> _What is needed_:
Select from the records below every line that has the word "color" in it.

..........

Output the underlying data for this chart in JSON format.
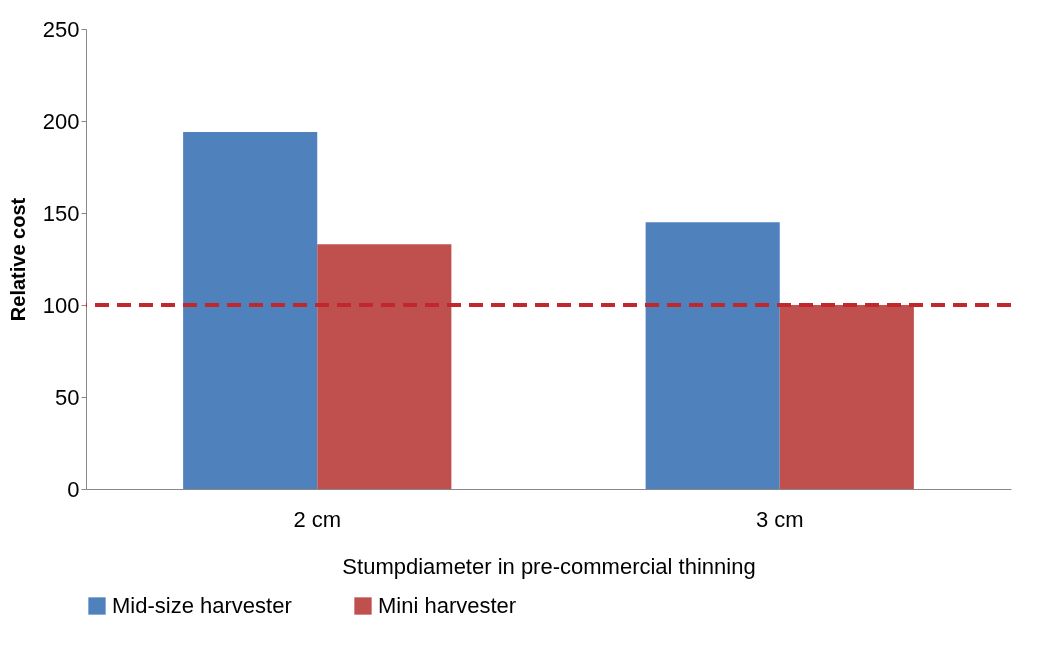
{
  "chart_data": {
    "type": "bar",
    "xlabel": "Stumpdiameter in pre-commercial thinning",
    "ylabel": "Relative cost",
    "categories": [
      "2 cm",
      "3 cm"
    ],
    "series": [
      {
        "name": "Mid-size harvester",
        "color": "#4f81bd",
        "values": [
          194,
          145
        ]
      },
      {
        "name": "Mini harvester",
        "color": "#c0504d",
        "values": [
          133,
          100
        ]
      }
    ],
    "ylim": [
      0,
      250
    ],
    "yticks": [
      0,
      50,
      100,
      150,
      200,
      250
    ],
    "grid": false,
    "legend": "bottom",
    "ref_lines": [
      {
        "axis": "y",
        "value": 100,
        "color": "#c0282d",
        "line_style": "dashed"
      }
    ]
  }
}
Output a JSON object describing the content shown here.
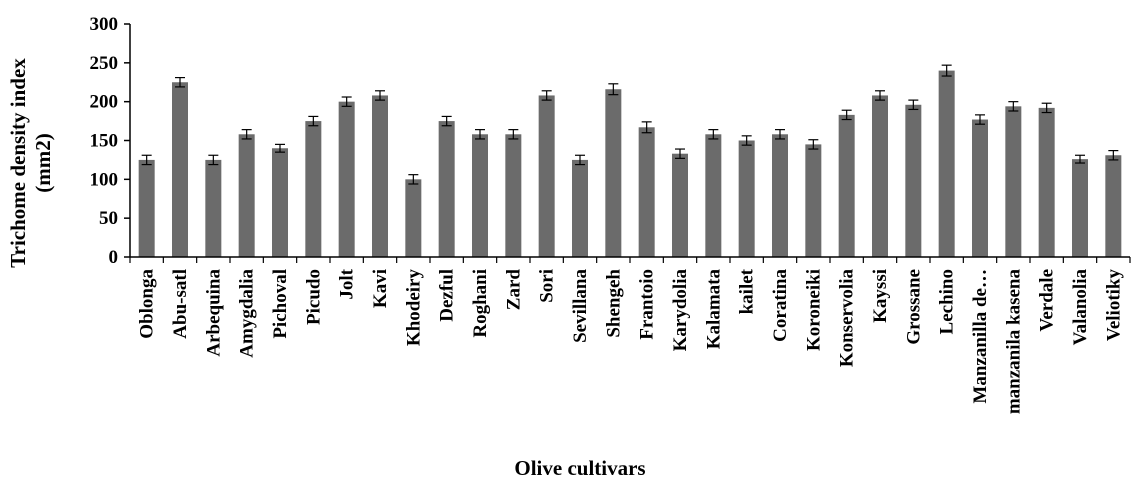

..........

> _Final result_:
        "color": "#4f81bd",
        "color": "#c0504d",
        "color": "#c0282d",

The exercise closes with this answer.